SET TASK: Output the line containing "What text is on this page?" and each line after it through the end of the data, exactly as written, with pictures left out.

RECORDED INFORMATION:
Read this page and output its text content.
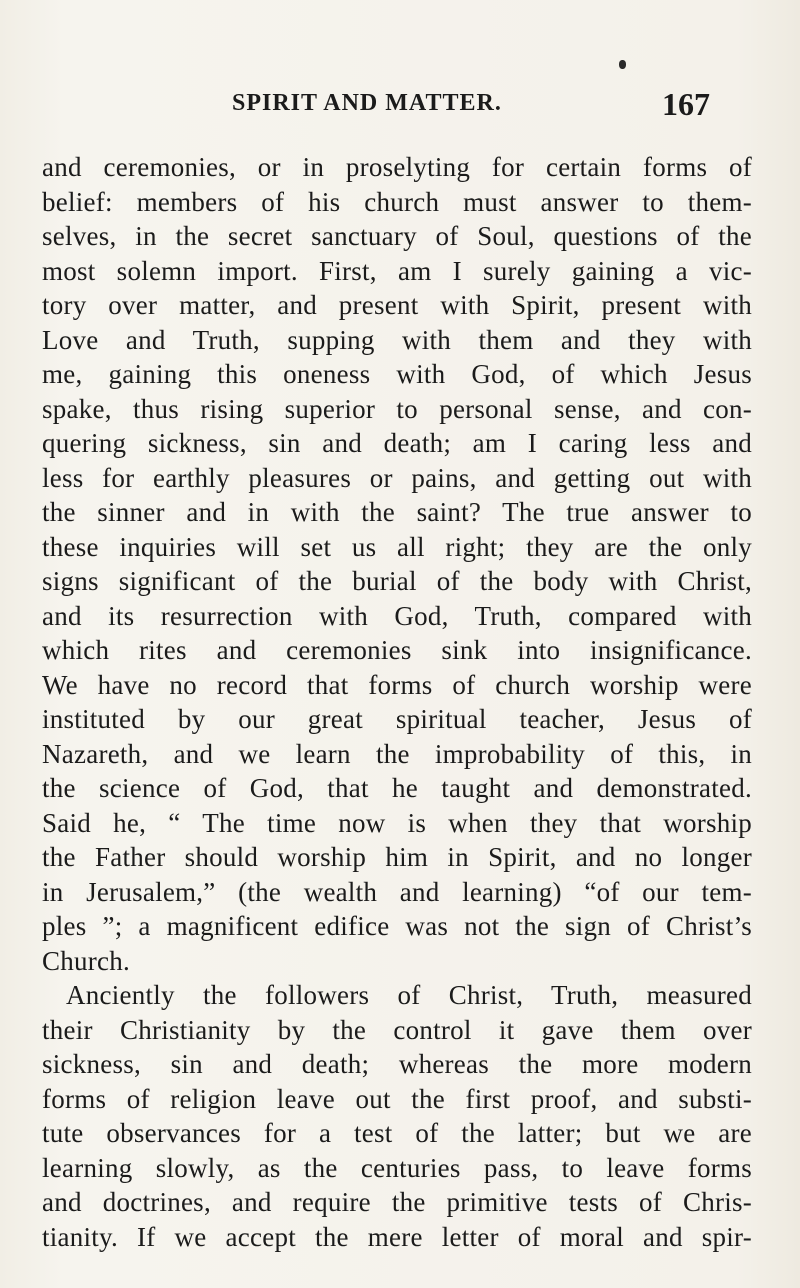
SPIRIT AND MATTER.	167
and ceremonies, or in proselyting for certain forms of
belief: members of his church must answer to them-
selves, in the secret sanctuary of Soul, questions of the
most solemn import. First, am I surely gaining a vic-
tory over matter, and present with Spirit, present with
Love and Truth, supping with them and they with
me, gaining this oneness with God, of which Jesus
spake, thus rising superior to personal sense, and con-
quering sickness, sin and death; am I caring less and
less for earthly pleasures or pains, and getting out with
the sinner and in with the saint? The true answer to
these inquiries will set us all right; they are the only
signs significant of the burial of the body with Christ,
and its resurrection with God, Truth, compared with
which rites and ceremonies sink into insignificance.
We have no record that forms of church worship were
instituted by our great spiritual teacher, Jesus of
Nazareth, and we learn the improbability of this, in
the science of God, that he taught and demonstrated.
Said he, “ The time now is when they that worship
the Father should worship him in Spirit, and no longer
in Jerusalem,” (the wealth and learning) “of our tem-
ples ”; a magnificent edifice was not the sign of Christ’s
Church.
Anciently the followers of Christ, Truth, measured
their Christianity by the control it gave them over
sickness, sin and death; whereas the more modern
forms of religion leave out the first proof, and substi-
tute observances for a test of the latter; but we are
learning slowly, as the centuries pass, to leave forms
and doctrines, and require the primitive tests of Chris-
tianity. If we accept the mere letter of moral and spir-
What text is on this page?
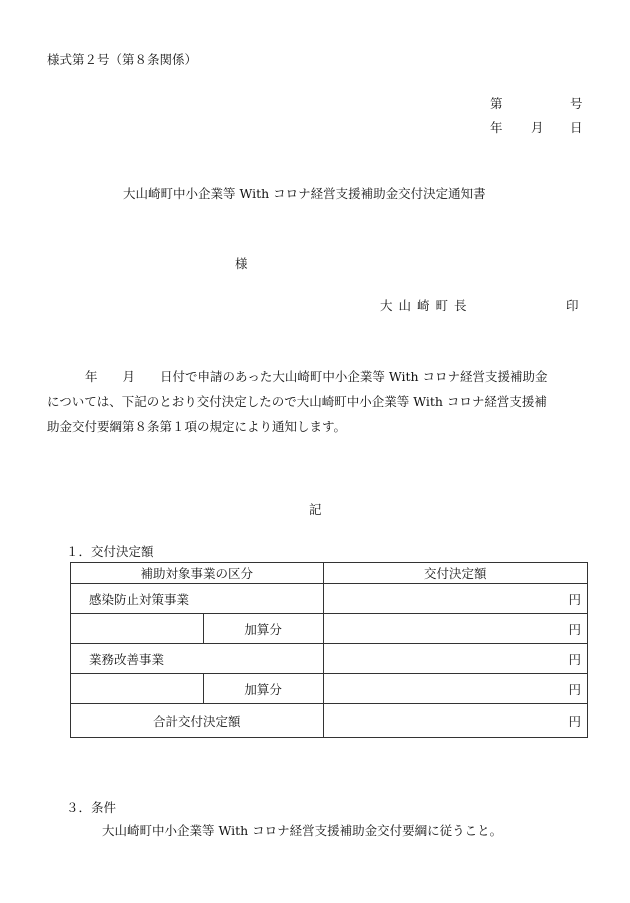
様式第２号（第８条関係）
第	号
年 月 日
大山崎町中小企業等 With コロナ経営支援補助金交付決定通知書
様
大山崎町長	印
年　　月　　日付で申請のあった大山崎町中小企業等 With コロナ経営支援補助金
については、下記のとおり交付決定したので大山崎町中小企業等 With コロナ経営支援補
助金交付要綱第８条第１項の規定により通知します。
記
１．交付決定額
補助対象事業の区分		交付決定額
感染防止対策事業		円
	加算分	円
業務改善事業		円
	加算分	円
合計交付決定額		円
３．条件
大山崎町中小企業等 With コロナ経営支援補助金交付要綱に従うこと。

RESPONSE:
What text is on this page?
様式第２号（第８条関係）
第	号
年 月 日
大山崎町中小企業等 With コロナ経営支援補助金交付決定通知書
様
大山崎町長	印
年　　月　　日付で申請のあった大山崎町中小企業等 With コロナ経営支援補助金
については、下記のとおり交付決定したので大山崎町中小企業等 With コロナ経営支援補
助金交付要綱第８条第１項の規定により通知します。
記
１．交付決定額
補助対象事業の区分		交付決定額
感染防止対策事業		円
	加算分	円
業務改善事業		円
	加算分	円
合計交付決定額		円
３．条件
大山崎町中小企業等 With コロナ経営支援補助金交付要綱に従うこと。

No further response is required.